(begin)

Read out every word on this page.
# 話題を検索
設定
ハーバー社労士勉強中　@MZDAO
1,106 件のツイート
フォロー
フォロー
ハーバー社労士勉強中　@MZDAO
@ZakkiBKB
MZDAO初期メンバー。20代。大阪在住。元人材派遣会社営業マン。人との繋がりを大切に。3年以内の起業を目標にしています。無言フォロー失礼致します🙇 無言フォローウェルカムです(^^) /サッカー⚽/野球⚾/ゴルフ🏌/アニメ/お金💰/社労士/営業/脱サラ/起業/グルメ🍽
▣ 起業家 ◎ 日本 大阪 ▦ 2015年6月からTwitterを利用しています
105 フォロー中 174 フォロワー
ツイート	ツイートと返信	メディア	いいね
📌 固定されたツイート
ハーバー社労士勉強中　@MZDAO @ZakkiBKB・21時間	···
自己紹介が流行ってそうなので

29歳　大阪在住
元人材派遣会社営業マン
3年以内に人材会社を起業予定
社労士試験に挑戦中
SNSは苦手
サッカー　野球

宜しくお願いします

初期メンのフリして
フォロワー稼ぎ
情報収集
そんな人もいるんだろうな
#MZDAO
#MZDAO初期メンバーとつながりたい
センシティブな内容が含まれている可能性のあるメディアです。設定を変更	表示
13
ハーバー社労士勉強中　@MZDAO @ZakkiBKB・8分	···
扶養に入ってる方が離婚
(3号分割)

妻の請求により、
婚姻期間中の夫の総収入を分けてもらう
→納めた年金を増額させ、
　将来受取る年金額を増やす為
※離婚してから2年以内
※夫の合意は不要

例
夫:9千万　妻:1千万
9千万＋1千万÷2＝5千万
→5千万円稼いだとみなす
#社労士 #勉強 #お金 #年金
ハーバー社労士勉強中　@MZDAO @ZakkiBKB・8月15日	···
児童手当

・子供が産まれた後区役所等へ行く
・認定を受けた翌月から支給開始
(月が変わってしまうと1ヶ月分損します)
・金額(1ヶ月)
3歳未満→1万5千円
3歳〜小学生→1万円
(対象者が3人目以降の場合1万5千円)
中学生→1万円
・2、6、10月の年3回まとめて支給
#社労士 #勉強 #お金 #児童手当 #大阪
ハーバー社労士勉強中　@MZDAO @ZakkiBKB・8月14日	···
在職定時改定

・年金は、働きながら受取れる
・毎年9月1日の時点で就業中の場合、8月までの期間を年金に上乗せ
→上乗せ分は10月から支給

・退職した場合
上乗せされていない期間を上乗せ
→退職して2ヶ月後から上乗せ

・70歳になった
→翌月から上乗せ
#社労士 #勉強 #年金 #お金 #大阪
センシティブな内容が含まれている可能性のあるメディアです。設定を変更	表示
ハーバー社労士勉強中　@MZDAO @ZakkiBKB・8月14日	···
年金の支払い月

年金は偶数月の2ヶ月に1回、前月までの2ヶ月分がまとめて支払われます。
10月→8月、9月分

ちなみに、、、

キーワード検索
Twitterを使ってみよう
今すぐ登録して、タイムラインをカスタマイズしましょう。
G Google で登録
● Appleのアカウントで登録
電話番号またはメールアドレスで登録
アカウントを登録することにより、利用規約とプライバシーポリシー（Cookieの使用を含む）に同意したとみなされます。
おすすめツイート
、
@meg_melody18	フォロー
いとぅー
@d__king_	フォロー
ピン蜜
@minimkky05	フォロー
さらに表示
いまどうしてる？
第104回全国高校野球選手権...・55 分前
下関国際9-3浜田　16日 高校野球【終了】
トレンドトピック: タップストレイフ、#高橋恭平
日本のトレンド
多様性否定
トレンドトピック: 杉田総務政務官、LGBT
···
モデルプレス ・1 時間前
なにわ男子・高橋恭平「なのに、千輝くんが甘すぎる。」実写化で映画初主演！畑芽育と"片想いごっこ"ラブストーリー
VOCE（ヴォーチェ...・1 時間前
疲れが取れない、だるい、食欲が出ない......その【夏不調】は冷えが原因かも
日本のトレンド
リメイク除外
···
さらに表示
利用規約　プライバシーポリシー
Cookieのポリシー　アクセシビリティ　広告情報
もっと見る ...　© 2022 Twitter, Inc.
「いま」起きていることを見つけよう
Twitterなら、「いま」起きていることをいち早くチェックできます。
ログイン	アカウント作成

(end)

Extract the full listing above without alteration.

Response to this task
Read out every word on this page.
# 話題を検索
設定
ハーバー社労士勉強中　@MZDAO
1,106 件のツイート
フォロー
フォロー
ハーバー社労士勉強中　@MZDAO
@ZakkiBKB
MZDAO初期メンバー。20代。大阪在住。元人材派遣会社営業マン。人との繋がりを大切に。3年以内の起業を目標にしています。無言フォロー失礼致します🙇 無言フォローウェルカムです(^^) /サッカー⚽/野球⚾/ゴルフ🏌/アニメ/お金💰/社労士/営業/脱サラ/起業/グルメ🍽
▣ 起業家 ◎ 日本 大阪 ▦ 2015年6月からTwitterを利用しています
105 フォロー中 174 フォロワー
ツイート	ツイートと返信	メディア	いいね
📌 固定されたツイート
ハーバー社労士勉強中　@MZDAO @ZakkiBKB・21時間	···
自己紹介が流行ってそうなので

29歳　大阪在住
元人材派遣会社営業マン
3年以内に人材会社を起業予定
社労士試験に挑戦中
SNSは苦手
サッカー　野球

宜しくお願いします

初期メンのフリして
フォロワー稼ぎ
情報収集
そんな人もいるんだろうな
#MZDAO
#MZDAO初期メンバーとつながりたい
センシティブな内容が含まれている可能性のあるメディアです。設定を変更	表示
13
ハーバー社労士勉強中　@MZDAO @ZakkiBKB・8分	···
扶養に入ってる方が離婚
(3号分割)

妻の請求により、
婚姻期間中の夫の総収入を分けてもらう
→納めた年金を増額させ、
　将来受取る年金額を増やす為
※離婚してから2年以内
※夫の合意は不要

例
夫:9千万　妻:1千万
9千万＋1千万÷2＝5千万
→5千万円稼いだとみなす
#社労士 #勉強 #お金 #年金
ハーバー社労士勉強中　@MZDAO @ZakkiBKB・8月15日	···
児童手当

・子供が産まれた後区役所等へ行く
・認定を受けた翌月から支給開始
(月が変わってしまうと1ヶ月分損します)
・金額(1ヶ月)
3歳未満→1万5千円
3歳〜小学生→1万円
(対象者が3人目以降の場合1万5千円)
中学生→1万円
・2、6、10月の年3回まとめて支給
#社労士 #勉強 #お金 #児童手当 #大阪
ハーバー社労士勉強中　@MZDAO @ZakkiBKB・8月14日	···
在職定時改定

・年金は、働きながら受取れる
・毎年9月1日の時点で就業中の場合、8月までの期間を年金に上乗せ
→上乗せ分は10月から支給

・退職した場合
上乗せされていない期間を上乗せ
→退職して2ヶ月後から上乗せ

・70歳になった
→翌月から上乗せ
#社労士 #勉強 #年金 #お金 #大阪
センシティブな内容が含まれている可能性のあるメディアです。設定を変更	表示
ハーバー社労士勉強中　@MZDAO @ZakkiBKB・8月14日	···
年金の支払い月

年金は偶数月の2ヶ月に1回、前月までの2ヶ月分がまとめて支払われます。
10月→8月、9月分

ちなみに、、、

キーワード検索
Twitterを使ってみよう
今すぐ登録して、タイムラインをカスタマイズしましょう。
G Google で登録
● Appleのアカウントで登録
電話番号またはメールアドレスで登録
アカウントを登録することにより、利用規約とプライバシーポリシー（Cookieの使用を含む）に同意したとみなされます。
おすすめツイート
、
@meg_melody18	フォロー
いとぅー
@d__king_	フォロー
ピン蜜
@minimkky05	フォロー
さらに表示
いまどうしてる？
第104回全国高校野球選手権...・55 分前
下関国際9-3浜田　16日 高校野球【終了】
トレンドトピック: タップストレイフ、#高橋恭平
日本のトレンド
多様性否定
トレンドトピック: 杉田総務政務官、LGBT
···
モデルプレス ・1 時間前
なにわ男子・高橋恭平「なのに、千輝くんが甘すぎる。」実写化で映画初主演！畑芽育と"片想いごっこ"ラブストーリー
VOCE（ヴォーチェ...・1 時間前
疲れが取れない、だるい、食欲が出ない......その【夏不調】は冷えが原因かも
日本のトレンド
リメイク除外
···
さらに表示
利用規約　プライバシーポリシー
Cookieのポリシー　アクセシビリティ　広告情報
もっと見る ...　© 2022 Twitter, Inc.
「いま」起きていることを見つけよう
Twitterなら、「いま」起きていることをいち早くチェックできます。
ログイン	アカウント作成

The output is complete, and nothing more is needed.